[Entries from a dataset]
%%

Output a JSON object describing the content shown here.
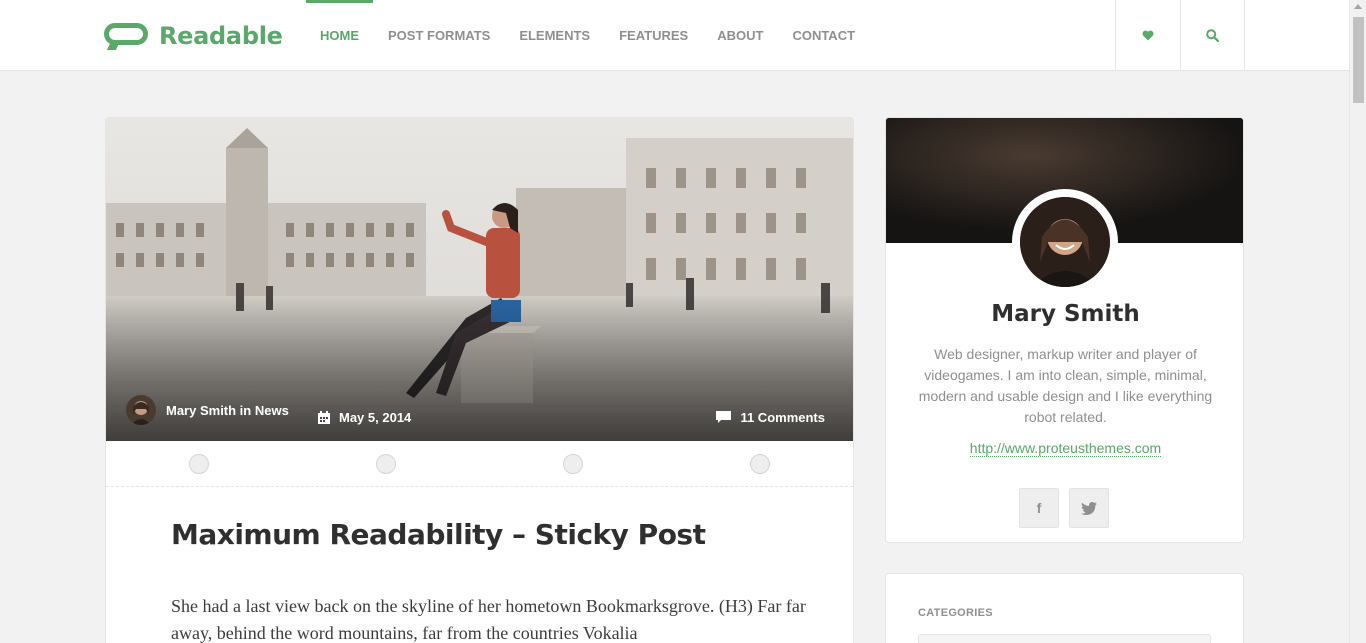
{
  "brand": {
    "name": "Readable",
    "color": "#5aa86a"
  },
  "nav": {
    "items": [
      {
        "label": "HOME",
        "active": true
      },
      {
        "label": "POST FORMATS",
        "active": false
      },
      {
        "label": "ELEMENTS",
        "active": false
      },
      {
        "label": "FEATURES",
        "active": false
      },
      {
        "label": "ABOUT",
        "active": false
      },
      {
        "label": "CONTACT",
        "active": false
      }
    ],
    "icons": [
      "heart-icon",
      "search-icon"
    ]
  },
  "post": {
    "author_line": "Mary Smith in News",
    "date": "May 5, 2014",
    "comments": "11 Comments",
    "title": "Maximum Readability – Sticky Post",
    "excerpt": "She had a last view back on the skyline of her hometown Bookmarksgrove. (H3) Far far away, behind the word mountains, far from the countries Vokalia"
  },
  "sidebar": {
    "about": {
      "name": "Mary Smith",
      "bio": "Web designer, markup writer and player of videogames. I am into clean, simple, minimal, modern and usable design and I like everything robot related.",
      "link": "http://www.proteusthemes.com",
      "socials": [
        "facebook-icon",
        "twitter-icon"
      ]
    },
    "categories": {
      "title": "CATEGORIES"
    }
  }
}
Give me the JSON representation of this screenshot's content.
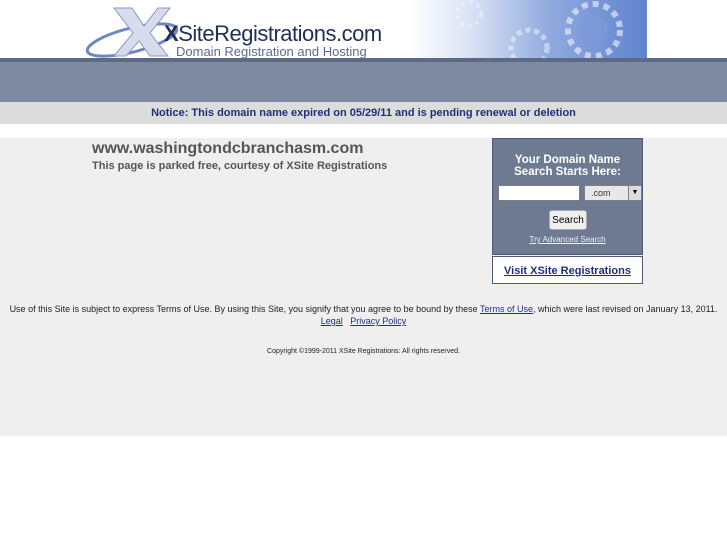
{
  "header": {
    "logo": {
      "brand_mark": "X",
      "brand_rest": "SiteRegistrations.com",
      "tagline": "Domain Registration and Hosting"
    }
  },
  "notice": {
    "text": "Notice: This domain name expired on 05/29/11 and is pending renewal or deletion"
  },
  "main": {
    "domain": "www.washingtondcbranchasm.com",
    "parked_text": "This page is parked free, courtesy of XSite Registrations"
  },
  "search": {
    "heading_line1": "Your Domain Name",
    "heading_line2": "Search Starts Here:",
    "input_value": "",
    "tld_selected": ".com",
    "button_label": "Search",
    "advanced_link": "Try Advanced Search",
    "visit_link": "Visit XSite Registrations"
  },
  "footer": {
    "terms_before": "Use of this Site is subject to express Terms of Use. By using this Site, you signify that you agree to be bound by these ",
    "terms_link": "Terms of Use",
    "terms_after": ", which were last revised on January 13, 2011.",
    "legal_link": "Legal",
    "privacy_link": "Privacy Policy",
    "copyright": "Copyright ©1999-2011 XSite Registrations: All rights reserved."
  },
  "colors": {
    "nav_bar": "#7d8aa0",
    "search_panel": "#6e7a92",
    "link_blue": "#1f2f7a"
  }
}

%%

Without including any pictures, please restate all the records exactly.

RESPONSE ▸
Output a JSON object describing the content shown here.
{
  "brand": {
    "name": "Readable",
    "color": "#5aa86a"
  },
  "nav": {
    "items": [
      {
        "label": "HOME",
        "active": true
      },
      {
        "label": "POST FORMATS",
        "active": false
      },
      {
        "label": "ELEMENTS",
        "active": false
      },
      {
        "label": "FEATURES",
        "active": false
      },
      {
        "label": "ABOUT",
        "active": false
      },
      {
        "label": "CONTACT",
        "active": false
      }
    ],
    "icons": [
      "heart-icon",
      "search-icon"
    ]
  },
  "post": {
    "author_line": "Mary Smith in News",
    "date": "May 5, 2014",
    "comments": "11 Comments",
    "title": "Maximum Readability – Sticky Post",
    "excerpt": "She had a last view back on the skyline of her hometown Bookmarksgrove. (H3) Far far away, behind the word mountains, far from the countries Vokalia"
  },
  "sidebar": {
    "about": {
      "name": "Mary Smith",
      "bio": "Web designer, markup writer and player of videogames. I am into clean, simple, minimal, modern and usable design and I like everything robot related.",
      "link": "http://www.proteusthemes.com",
      "socials": [
        "facebook-icon",
        "twitter-icon"
      ]
    },
    "categories": {
      "title": "CATEGORIES"
    }
  }
}
Give me the JSON representation of this screenshot's content.
{
  "header": {
    "logo": {
      "brand_mark": "X",
      "brand_rest": "SiteRegistrations.com",
      "tagline": "Domain Registration and Hosting"
    }
  },
  "notice": {
    "text": "Notice: This domain name expired on 05/29/11 and is pending renewal or deletion"
  },
  "main": {
    "domain": "www.washingtondcbranchasm.com",
    "parked_text": "This page is parked free, courtesy of XSite Registrations"
  },
  "search": {
    "heading_line1": "Your Domain Name",
    "heading_line2": "Search Starts Here:",
    "input_value": "",
    "tld_selected": ".com",
    "button_label": "Search",
    "advanced_link": "Try Advanced Search",
    "visit_link": "Visit XSite Registrations"
  },
  "footer": {
    "terms_before": "Use of this Site is subject to express Terms of Use. By using this Site, you signify that you agree to be bound by these ",
    "terms_link": "Terms of Use",
    "terms_after": ", which were last revised on January 13, 2011.",
    "legal_link": "Legal",
    "privacy_link": "Privacy Policy",
    "copyright": "Copyright ©1999-2011 XSite Registrations: All rights reserved."
  },
  "colors": {
    "nav_bar": "#7d8aa0",
    "search_panel": "#6e7a92",
    "link_blue": "#1f2f7a"
  }
}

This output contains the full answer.